#### Given instruction
Look through the listing and locate every line containing the word "this"; copy those lines.

--- START ---

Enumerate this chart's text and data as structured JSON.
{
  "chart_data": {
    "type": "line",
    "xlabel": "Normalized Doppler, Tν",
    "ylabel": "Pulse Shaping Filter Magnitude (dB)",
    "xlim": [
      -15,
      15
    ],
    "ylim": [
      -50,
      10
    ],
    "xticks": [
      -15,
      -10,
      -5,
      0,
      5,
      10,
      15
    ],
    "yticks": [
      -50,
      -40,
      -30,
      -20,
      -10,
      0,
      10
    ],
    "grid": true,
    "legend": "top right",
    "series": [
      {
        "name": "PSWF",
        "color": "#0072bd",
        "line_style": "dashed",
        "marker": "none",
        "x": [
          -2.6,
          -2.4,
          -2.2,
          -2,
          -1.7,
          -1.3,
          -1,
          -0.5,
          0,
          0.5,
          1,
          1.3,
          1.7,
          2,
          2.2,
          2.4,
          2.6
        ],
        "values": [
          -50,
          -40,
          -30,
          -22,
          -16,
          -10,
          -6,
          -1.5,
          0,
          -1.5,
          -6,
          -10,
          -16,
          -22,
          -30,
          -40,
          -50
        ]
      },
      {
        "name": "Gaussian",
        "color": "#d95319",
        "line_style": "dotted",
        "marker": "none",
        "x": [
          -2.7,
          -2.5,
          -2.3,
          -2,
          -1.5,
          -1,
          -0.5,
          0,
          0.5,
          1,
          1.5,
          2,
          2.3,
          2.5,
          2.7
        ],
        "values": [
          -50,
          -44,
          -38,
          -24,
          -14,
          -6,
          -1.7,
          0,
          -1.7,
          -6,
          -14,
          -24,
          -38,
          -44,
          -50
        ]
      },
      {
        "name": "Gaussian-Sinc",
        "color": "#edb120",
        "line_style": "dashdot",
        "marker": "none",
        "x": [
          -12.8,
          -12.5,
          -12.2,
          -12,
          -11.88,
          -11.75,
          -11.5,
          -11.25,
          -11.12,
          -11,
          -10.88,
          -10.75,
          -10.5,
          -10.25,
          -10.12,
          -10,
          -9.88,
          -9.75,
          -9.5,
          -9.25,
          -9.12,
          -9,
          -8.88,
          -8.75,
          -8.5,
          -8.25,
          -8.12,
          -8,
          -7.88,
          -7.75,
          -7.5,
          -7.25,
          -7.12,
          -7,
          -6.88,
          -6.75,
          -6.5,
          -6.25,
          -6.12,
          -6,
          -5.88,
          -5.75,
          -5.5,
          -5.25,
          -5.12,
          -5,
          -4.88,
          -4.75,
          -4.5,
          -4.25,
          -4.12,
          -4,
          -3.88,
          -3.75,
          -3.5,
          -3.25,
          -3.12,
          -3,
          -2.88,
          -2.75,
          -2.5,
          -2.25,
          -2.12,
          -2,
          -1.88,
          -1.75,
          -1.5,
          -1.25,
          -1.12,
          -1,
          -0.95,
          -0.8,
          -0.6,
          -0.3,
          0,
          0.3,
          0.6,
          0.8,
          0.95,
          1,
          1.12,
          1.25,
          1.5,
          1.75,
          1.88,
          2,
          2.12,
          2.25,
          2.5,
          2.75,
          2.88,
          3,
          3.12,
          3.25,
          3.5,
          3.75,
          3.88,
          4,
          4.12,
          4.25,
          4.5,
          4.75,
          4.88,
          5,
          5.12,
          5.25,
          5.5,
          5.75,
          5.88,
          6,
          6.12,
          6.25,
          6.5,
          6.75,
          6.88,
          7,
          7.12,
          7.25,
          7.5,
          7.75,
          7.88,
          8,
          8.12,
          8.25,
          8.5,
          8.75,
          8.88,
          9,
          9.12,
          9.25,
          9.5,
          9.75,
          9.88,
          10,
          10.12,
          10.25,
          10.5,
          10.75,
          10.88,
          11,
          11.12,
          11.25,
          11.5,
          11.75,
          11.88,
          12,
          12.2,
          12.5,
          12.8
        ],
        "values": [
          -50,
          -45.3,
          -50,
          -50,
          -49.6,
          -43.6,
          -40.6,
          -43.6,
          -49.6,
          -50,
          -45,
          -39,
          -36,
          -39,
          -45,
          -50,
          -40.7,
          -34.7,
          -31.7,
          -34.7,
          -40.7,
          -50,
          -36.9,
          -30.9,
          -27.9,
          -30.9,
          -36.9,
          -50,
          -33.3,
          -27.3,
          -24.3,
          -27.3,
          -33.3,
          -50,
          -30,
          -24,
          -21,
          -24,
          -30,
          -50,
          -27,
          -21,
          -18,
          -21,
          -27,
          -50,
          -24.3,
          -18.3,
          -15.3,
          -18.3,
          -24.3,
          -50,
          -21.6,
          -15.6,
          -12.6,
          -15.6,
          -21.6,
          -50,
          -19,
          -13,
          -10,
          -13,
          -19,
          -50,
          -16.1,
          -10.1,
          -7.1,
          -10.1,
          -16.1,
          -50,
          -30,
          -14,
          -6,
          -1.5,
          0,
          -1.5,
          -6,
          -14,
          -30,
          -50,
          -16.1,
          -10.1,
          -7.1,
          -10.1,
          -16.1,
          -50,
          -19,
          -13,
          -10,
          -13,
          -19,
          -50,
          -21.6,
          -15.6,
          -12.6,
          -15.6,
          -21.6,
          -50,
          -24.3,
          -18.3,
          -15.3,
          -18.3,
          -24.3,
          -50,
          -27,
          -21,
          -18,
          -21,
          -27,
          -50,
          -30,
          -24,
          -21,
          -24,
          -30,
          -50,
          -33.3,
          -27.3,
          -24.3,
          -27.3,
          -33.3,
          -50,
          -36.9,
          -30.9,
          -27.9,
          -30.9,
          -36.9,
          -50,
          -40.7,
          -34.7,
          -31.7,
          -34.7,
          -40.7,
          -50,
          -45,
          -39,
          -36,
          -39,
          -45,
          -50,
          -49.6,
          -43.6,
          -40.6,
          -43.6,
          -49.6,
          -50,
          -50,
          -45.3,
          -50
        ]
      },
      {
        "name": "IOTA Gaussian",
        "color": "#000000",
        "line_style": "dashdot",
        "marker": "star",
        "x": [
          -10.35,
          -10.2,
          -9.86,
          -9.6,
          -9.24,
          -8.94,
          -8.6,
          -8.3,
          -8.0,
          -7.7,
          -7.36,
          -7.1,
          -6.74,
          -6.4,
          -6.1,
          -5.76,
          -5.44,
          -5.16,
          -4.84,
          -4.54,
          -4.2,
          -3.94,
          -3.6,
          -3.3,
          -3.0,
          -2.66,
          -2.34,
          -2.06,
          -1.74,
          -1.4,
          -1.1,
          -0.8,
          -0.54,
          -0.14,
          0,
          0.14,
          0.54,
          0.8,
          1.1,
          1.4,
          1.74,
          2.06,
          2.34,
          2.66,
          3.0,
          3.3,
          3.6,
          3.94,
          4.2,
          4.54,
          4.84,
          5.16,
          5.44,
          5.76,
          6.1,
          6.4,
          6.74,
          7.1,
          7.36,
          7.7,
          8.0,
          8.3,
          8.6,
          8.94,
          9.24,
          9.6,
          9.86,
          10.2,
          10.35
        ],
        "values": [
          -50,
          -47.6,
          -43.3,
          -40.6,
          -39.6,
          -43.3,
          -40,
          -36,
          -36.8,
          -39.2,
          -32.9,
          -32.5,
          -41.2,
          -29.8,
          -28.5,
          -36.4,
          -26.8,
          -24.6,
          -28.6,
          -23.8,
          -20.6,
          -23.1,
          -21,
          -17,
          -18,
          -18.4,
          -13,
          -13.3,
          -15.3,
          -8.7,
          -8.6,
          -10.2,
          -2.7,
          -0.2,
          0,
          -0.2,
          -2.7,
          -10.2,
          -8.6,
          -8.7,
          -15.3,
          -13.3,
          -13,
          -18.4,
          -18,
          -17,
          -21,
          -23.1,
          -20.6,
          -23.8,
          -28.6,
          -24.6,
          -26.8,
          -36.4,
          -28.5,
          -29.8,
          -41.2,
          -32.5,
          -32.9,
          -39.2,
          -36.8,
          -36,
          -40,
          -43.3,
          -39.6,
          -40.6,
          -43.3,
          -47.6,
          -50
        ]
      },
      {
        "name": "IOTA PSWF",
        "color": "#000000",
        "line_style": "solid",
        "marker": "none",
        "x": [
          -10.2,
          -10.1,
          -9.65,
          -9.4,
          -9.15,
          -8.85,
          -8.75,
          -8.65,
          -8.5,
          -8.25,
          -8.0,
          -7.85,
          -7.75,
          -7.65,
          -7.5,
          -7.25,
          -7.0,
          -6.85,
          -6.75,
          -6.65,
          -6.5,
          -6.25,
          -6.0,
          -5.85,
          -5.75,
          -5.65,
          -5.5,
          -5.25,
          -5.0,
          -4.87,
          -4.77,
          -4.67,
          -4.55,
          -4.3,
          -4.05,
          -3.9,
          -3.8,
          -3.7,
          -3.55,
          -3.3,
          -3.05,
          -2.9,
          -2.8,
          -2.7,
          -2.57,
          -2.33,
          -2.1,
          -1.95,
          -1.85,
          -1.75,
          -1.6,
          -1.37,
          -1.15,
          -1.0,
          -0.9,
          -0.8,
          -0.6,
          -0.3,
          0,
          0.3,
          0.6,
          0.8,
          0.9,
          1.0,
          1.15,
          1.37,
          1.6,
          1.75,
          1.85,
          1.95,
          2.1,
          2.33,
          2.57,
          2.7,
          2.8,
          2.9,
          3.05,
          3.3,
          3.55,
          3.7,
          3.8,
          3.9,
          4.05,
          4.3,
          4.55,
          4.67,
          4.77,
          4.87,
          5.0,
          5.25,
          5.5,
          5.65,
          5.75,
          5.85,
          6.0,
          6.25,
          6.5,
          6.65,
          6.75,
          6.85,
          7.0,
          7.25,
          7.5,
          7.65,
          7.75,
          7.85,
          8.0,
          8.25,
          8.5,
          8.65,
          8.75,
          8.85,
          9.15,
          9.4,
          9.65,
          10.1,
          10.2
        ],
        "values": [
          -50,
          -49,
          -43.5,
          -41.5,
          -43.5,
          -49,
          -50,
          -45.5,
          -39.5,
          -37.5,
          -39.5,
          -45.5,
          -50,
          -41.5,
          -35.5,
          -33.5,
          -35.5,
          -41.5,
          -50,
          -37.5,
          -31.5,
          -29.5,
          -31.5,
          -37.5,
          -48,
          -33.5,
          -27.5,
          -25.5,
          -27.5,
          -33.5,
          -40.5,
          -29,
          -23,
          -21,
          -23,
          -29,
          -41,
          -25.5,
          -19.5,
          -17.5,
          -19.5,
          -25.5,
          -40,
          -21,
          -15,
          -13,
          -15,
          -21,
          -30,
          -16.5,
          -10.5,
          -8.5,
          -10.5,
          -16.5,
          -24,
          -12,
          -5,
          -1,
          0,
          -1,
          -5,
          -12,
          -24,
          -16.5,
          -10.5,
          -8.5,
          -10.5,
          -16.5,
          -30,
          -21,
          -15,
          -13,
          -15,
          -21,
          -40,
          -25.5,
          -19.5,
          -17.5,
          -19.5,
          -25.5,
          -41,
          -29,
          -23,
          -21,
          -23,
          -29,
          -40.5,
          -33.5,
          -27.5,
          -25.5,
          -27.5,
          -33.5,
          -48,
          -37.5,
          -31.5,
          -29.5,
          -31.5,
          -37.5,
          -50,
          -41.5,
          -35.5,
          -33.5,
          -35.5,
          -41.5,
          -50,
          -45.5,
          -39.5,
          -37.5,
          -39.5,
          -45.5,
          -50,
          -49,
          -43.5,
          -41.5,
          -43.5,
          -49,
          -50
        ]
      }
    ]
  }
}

--- END ---
--- START ---

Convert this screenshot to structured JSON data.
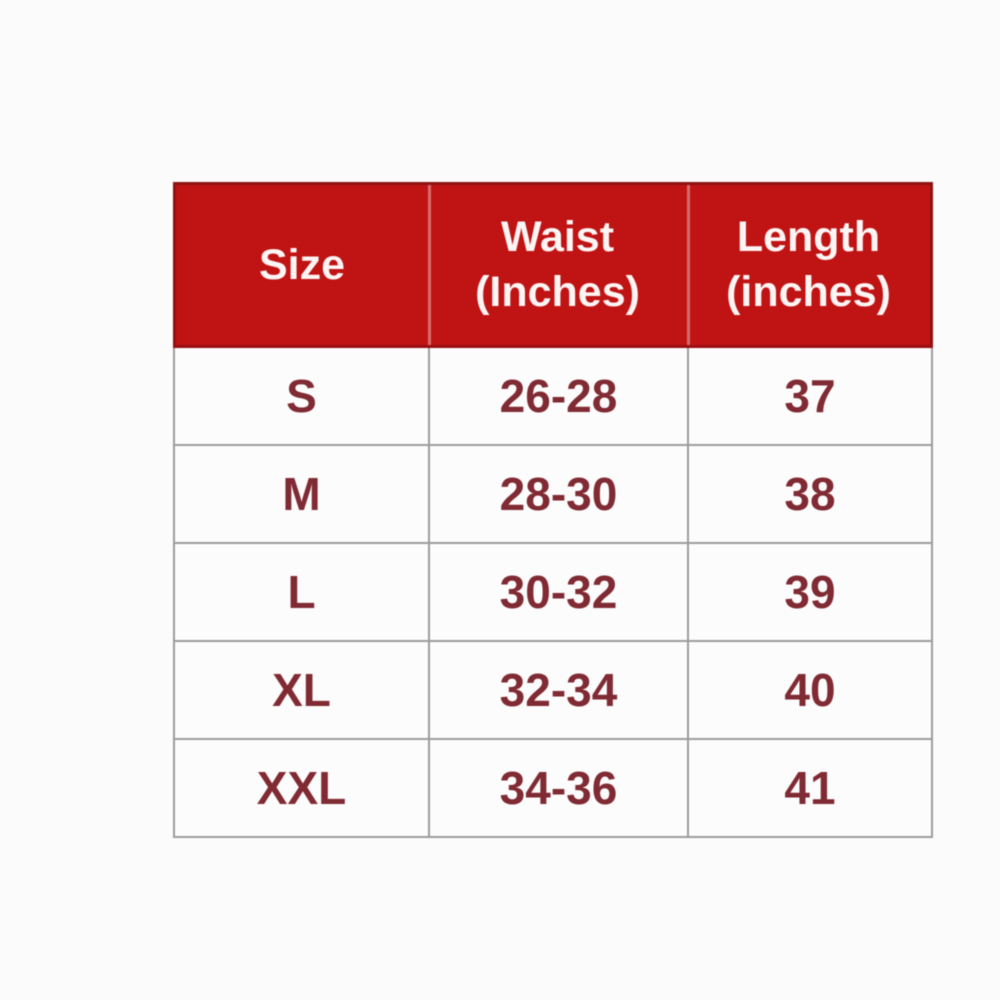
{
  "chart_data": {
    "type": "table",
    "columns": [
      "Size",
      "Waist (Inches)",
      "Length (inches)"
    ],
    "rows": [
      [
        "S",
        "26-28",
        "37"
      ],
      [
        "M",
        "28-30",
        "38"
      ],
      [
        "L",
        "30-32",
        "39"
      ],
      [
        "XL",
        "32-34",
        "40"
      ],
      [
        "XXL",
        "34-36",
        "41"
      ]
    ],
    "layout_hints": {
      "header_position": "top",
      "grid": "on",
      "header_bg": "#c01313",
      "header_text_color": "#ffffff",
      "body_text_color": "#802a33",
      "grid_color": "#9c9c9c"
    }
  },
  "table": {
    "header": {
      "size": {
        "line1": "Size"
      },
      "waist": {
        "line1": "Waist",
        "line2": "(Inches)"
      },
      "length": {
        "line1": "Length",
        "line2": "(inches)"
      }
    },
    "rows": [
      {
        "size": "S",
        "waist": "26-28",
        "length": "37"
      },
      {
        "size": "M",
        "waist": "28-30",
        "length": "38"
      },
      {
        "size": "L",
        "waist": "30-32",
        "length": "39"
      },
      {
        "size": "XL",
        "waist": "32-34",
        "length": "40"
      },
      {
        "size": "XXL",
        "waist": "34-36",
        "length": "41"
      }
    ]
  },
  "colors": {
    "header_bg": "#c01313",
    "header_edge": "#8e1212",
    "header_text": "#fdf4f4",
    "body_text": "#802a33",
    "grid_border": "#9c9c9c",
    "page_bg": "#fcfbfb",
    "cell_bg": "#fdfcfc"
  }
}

--- END ---

#### Problem solution
Enumerate this chart's text and data as structured JSON.
Convert this screenshot to structured JSON data.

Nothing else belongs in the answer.